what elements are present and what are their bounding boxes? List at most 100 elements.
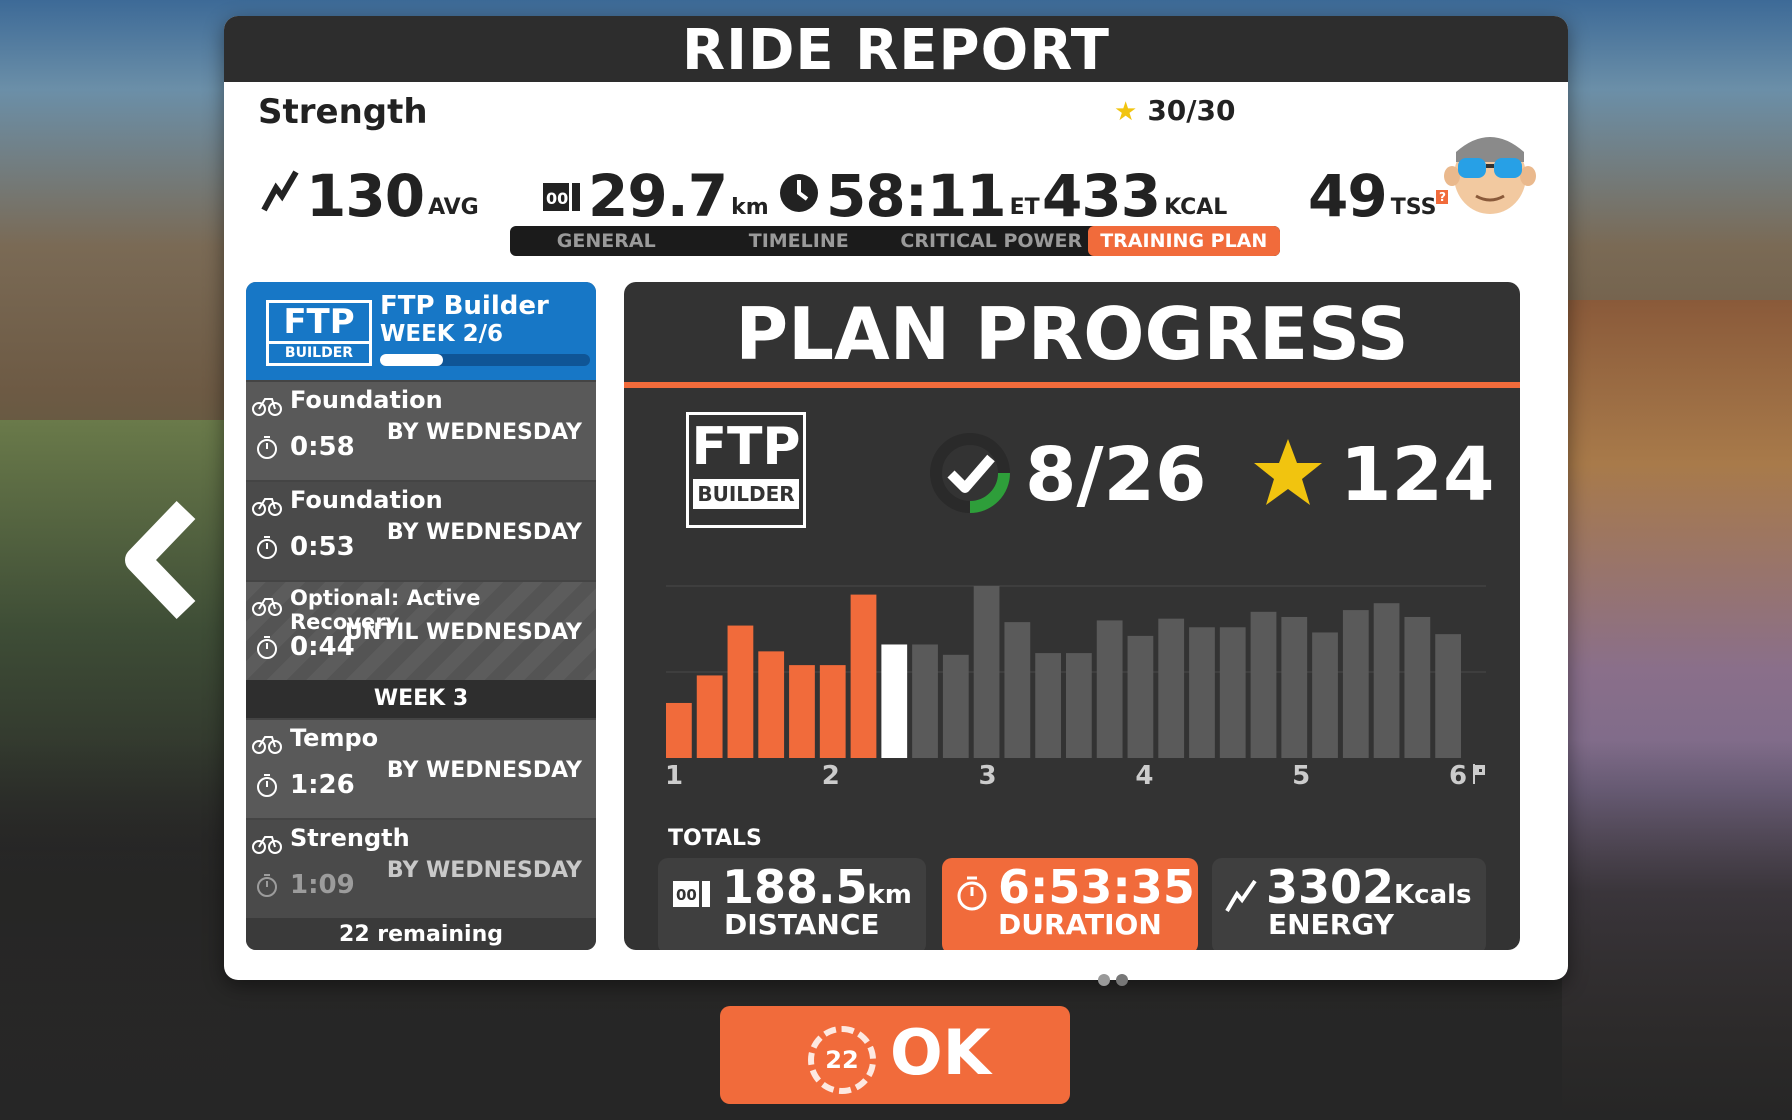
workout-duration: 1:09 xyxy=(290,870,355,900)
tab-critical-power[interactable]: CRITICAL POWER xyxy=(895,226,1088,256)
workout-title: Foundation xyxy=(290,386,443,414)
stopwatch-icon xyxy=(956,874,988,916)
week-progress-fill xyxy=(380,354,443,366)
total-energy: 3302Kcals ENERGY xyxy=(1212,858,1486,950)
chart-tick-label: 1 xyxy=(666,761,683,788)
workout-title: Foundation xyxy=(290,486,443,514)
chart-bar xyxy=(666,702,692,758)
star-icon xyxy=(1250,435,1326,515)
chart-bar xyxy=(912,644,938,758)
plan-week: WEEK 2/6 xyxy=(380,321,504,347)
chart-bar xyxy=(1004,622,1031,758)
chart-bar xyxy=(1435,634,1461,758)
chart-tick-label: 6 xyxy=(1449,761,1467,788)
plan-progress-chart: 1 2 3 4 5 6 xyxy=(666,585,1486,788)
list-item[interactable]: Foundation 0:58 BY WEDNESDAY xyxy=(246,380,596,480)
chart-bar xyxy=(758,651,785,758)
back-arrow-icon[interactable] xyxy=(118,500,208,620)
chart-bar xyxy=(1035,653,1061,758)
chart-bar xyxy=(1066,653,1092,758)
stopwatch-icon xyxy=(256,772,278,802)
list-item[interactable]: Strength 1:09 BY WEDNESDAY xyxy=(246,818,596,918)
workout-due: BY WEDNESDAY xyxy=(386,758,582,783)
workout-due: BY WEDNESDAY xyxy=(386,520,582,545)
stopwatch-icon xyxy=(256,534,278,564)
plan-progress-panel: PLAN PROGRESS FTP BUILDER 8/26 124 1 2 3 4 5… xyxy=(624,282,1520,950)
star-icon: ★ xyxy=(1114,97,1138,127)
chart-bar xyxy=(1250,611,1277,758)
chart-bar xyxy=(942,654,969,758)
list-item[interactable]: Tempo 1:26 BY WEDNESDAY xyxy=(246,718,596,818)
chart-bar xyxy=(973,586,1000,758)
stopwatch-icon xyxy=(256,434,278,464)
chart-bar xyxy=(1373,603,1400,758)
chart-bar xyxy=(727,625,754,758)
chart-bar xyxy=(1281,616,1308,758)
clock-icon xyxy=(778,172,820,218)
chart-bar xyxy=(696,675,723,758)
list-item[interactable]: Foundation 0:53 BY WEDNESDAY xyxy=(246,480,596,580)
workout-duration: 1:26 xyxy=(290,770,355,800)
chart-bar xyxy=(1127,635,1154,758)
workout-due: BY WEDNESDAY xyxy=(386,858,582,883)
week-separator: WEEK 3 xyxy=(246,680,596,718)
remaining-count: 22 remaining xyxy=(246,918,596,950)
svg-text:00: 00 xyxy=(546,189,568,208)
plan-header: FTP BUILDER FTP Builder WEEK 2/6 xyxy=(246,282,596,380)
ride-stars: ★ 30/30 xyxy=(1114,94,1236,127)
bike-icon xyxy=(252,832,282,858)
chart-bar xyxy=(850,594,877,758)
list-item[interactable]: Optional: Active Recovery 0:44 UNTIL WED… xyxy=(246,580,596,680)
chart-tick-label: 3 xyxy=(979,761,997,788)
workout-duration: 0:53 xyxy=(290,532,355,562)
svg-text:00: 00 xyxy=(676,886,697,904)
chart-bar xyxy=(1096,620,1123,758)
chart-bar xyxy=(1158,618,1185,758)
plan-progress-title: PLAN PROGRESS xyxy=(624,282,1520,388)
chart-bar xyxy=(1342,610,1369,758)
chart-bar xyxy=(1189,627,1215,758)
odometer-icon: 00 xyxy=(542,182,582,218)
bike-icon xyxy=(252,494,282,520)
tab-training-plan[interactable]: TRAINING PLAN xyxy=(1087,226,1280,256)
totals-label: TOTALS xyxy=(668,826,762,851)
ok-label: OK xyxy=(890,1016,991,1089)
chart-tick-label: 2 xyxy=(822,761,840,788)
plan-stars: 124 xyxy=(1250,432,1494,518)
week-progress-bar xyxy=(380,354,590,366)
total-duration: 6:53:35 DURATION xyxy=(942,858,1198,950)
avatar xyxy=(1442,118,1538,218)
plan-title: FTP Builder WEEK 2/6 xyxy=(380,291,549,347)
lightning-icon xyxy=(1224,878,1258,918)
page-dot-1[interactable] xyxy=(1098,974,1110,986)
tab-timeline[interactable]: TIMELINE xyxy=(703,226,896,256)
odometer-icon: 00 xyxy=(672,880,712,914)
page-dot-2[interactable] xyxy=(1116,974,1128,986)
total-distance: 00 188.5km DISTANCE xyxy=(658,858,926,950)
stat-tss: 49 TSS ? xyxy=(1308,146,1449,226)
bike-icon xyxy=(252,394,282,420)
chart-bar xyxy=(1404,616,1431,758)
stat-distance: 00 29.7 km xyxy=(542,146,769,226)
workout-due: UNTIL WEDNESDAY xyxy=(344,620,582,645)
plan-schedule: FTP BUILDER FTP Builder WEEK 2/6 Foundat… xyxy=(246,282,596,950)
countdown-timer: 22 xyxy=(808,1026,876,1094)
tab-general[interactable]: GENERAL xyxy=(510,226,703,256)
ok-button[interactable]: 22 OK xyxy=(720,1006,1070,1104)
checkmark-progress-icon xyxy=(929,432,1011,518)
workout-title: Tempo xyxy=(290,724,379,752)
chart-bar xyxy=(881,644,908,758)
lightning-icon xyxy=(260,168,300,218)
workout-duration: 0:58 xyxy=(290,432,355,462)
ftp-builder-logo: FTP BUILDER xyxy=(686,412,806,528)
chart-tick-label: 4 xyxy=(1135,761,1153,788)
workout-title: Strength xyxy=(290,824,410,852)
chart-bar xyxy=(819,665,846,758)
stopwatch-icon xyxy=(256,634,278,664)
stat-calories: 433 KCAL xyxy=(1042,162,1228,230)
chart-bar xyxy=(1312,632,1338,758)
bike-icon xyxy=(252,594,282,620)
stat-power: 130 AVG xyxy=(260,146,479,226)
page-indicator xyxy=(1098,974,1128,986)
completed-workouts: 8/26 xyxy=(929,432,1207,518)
++++++++++++++++++++
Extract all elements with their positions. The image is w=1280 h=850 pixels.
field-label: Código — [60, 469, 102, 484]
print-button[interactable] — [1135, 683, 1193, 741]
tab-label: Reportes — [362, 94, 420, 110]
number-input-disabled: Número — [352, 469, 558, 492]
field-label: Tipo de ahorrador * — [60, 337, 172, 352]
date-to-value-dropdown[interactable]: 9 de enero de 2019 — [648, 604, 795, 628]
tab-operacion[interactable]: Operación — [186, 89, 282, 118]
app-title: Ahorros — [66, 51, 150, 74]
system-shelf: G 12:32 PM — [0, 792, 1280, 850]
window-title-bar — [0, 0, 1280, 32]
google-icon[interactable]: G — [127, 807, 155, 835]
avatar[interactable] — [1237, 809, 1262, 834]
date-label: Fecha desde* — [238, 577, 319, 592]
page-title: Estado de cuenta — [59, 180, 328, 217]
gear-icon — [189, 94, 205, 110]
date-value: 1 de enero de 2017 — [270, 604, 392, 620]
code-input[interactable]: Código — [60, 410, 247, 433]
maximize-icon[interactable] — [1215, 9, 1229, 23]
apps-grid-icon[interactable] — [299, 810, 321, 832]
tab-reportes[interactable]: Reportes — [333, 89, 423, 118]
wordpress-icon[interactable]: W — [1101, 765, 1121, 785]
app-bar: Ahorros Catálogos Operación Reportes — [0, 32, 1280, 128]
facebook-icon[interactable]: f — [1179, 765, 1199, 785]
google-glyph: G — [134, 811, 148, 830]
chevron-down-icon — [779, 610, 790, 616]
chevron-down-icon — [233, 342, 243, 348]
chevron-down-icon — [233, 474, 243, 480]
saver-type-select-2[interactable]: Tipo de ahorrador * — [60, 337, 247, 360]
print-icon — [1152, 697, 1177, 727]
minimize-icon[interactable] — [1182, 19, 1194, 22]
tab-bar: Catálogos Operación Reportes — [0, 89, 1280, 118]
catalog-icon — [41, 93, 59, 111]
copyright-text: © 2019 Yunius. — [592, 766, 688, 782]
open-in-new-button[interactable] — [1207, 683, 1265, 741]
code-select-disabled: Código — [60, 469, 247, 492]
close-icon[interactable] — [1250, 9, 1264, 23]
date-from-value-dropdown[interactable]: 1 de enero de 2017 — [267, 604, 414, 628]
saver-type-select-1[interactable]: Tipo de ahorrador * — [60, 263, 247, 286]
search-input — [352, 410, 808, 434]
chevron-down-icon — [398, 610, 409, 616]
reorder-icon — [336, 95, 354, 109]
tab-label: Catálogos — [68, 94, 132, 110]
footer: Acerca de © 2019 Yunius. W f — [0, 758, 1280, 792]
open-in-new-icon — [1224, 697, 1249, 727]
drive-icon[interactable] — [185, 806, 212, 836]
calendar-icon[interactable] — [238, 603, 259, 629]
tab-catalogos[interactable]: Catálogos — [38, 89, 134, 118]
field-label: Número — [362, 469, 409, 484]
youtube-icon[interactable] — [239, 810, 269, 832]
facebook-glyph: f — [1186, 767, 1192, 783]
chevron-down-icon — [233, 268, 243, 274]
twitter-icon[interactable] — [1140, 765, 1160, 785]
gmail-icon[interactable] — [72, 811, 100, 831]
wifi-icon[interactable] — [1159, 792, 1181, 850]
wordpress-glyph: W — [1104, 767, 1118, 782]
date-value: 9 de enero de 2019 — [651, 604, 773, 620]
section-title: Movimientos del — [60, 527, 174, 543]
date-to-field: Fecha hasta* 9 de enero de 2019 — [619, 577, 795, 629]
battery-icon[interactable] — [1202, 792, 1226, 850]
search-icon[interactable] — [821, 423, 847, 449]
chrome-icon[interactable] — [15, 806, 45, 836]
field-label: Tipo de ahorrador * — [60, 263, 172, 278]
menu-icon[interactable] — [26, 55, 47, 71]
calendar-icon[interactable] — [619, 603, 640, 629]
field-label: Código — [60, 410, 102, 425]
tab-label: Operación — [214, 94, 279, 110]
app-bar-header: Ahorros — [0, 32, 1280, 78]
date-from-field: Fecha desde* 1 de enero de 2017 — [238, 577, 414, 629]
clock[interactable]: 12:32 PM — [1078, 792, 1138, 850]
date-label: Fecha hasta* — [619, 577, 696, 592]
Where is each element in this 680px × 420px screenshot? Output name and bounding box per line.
++++++++++++++++++++
● **What you will do**
Copy out every row above that contains the string "glyph", with uppercase and lowercase counting. Keep the rows whole and in their original order.

● **Solution**
google-glyph: G — [134, 811, 148, 830]
facebook-glyph: f — [1186, 767, 1192, 783]
wordpress-glyph: W — [1104, 767, 1118, 782]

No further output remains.